— begin —
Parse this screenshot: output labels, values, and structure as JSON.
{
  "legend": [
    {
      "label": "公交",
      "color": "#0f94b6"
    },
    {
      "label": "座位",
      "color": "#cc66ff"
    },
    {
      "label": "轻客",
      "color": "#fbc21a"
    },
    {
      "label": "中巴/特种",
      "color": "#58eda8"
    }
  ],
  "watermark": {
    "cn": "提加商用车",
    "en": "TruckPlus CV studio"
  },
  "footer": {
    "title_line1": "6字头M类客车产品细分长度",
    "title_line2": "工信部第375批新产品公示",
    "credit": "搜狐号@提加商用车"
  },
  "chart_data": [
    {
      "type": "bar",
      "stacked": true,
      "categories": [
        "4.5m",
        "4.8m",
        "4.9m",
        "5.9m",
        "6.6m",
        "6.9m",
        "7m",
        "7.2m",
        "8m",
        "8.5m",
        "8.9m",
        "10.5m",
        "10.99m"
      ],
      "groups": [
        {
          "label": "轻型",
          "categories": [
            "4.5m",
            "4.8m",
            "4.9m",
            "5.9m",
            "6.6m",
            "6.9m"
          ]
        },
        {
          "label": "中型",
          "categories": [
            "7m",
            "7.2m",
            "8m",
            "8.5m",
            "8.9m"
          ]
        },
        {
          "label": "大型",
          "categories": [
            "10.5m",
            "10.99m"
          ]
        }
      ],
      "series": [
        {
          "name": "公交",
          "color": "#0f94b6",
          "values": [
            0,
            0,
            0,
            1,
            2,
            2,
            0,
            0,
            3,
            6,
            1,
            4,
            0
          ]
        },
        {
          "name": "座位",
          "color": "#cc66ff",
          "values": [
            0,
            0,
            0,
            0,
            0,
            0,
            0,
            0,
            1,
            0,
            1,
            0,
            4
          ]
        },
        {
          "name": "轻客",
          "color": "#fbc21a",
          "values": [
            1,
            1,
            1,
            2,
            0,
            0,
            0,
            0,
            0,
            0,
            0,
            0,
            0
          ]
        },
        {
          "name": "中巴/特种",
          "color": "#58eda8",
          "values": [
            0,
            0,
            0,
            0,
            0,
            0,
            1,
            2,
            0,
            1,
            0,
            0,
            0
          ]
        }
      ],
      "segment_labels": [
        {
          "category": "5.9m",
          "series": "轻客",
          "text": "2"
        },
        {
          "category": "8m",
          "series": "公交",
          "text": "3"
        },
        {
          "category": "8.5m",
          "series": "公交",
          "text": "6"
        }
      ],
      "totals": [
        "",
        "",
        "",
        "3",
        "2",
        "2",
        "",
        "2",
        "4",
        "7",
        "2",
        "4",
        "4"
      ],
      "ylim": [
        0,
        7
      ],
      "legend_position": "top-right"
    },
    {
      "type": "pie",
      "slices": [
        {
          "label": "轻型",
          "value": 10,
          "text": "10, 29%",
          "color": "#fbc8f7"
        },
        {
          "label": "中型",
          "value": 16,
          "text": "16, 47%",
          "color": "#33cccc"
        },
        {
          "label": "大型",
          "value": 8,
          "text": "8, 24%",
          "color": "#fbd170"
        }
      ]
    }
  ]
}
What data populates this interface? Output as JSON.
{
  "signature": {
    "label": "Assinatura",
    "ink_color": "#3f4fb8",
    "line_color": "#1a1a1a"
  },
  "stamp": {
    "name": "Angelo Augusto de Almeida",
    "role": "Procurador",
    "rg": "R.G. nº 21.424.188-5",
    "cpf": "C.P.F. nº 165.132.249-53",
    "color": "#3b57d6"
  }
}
— end —
- WHAT TO PRODUCE:
Begin at the line containing "What data populates" and reproduce each line through the end of the records above.

- OUTPUT OF THE TASK:
What data populates this interface? Output as JSON.
{
  "signature": {
    "label": "Assinatura",
    "ink_color": "#3f4fb8",
    "line_color": "#1a1a1a"
  },
  "stamp": {
    "name": "Angelo Augusto de Almeida",
    "role": "Procurador",
    "rg": "R.G. nº 21.424.188-5",
    "cpf": "C.P.F. nº 165.132.249-53",
    "color": "#3b57d6"
  }
}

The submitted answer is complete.